▶ _Goal_: Return the listing below exactly, with the pictures dropped.

▶ _Dataset entries_:
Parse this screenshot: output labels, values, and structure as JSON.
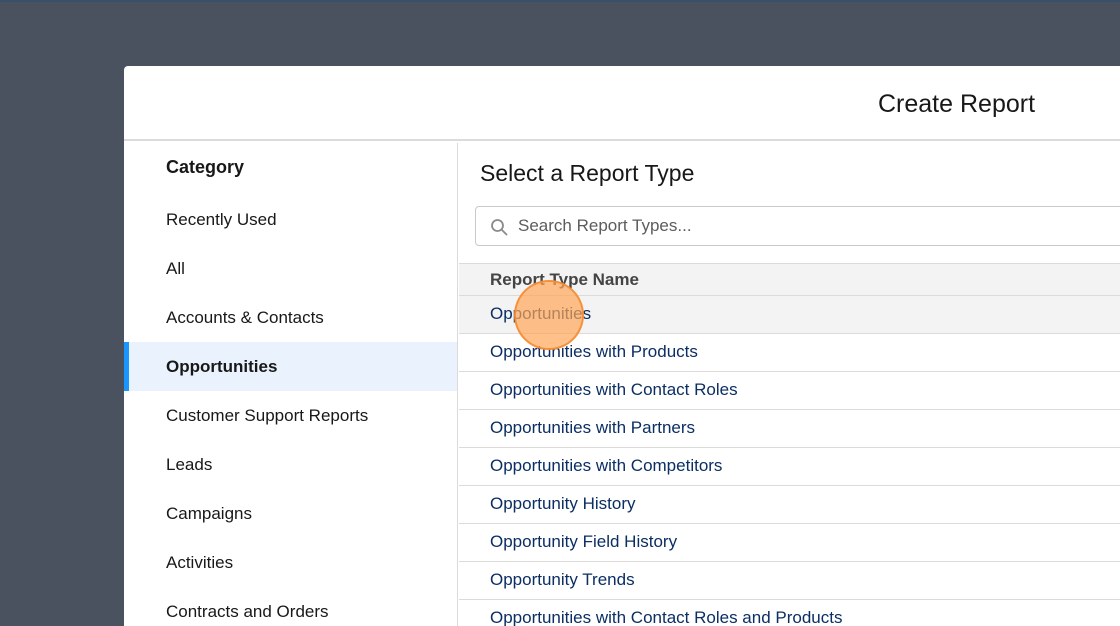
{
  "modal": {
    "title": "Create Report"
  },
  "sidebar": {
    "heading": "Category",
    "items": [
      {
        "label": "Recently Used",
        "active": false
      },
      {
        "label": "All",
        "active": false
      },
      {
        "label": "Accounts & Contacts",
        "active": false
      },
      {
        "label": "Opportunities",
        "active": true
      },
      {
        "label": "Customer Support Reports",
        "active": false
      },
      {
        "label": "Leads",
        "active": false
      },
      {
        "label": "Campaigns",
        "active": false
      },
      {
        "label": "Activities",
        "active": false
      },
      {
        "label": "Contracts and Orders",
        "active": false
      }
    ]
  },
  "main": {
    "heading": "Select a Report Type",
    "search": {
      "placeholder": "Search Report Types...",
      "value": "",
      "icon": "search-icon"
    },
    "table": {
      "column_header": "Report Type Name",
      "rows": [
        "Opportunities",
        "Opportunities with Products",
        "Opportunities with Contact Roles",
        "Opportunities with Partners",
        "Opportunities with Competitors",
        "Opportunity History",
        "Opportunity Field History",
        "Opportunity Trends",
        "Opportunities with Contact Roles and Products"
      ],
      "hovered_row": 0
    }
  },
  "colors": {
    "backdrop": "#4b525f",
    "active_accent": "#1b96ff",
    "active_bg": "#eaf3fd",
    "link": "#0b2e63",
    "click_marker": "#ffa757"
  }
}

▶ _Task result_:
Parse this screenshot: output labels, values, and structure as JSON.
{
  "modal": {
    "title": "Create Report"
  },
  "sidebar": {
    "heading": "Category",
    "items": [
      {
        "label": "Recently Used",
        "active": false
      },
      {
        "label": "All",
        "active": false
      },
      {
        "label": "Accounts & Contacts",
        "active": false
      },
      {
        "label": "Opportunities",
        "active": true
      },
      {
        "label": "Customer Support Reports",
        "active": false
      },
      {
        "label": "Leads",
        "active": false
      },
      {
        "label": "Campaigns",
        "active": false
      },
      {
        "label": "Activities",
        "active": false
      },
      {
        "label": "Contracts and Orders",
        "active": false
      }
    ]
  },
  "main": {
    "heading": "Select a Report Type",
    "search": {
      "placeholder": "Search Report Types...",
      "value": "",
      "icon": "search-icon"
    },
    "table": {
      "column_header": "Report Type Name",
      "rows": [
        "Opportunities",
        "Opportunities with Products",
        "Opportunities with Contact Roles",
        "Opportunities with Partners",
        "Opportunities with Competitors",
        "Opportunity History",
        "Opportunity Field History",
        "Opportunity Trends",
        "Opportunities with Contact Roles and Products"
      ],
      "hovered_row": 0
    }
  },
  "colors": {
    "backdrop": "#4b525f",
    "active_accent": "#1b96ff",
    "active_bg": "#eaf3fd",
    "link": "#0b2e63",
    "click_marker": "#ffa757"
  }
}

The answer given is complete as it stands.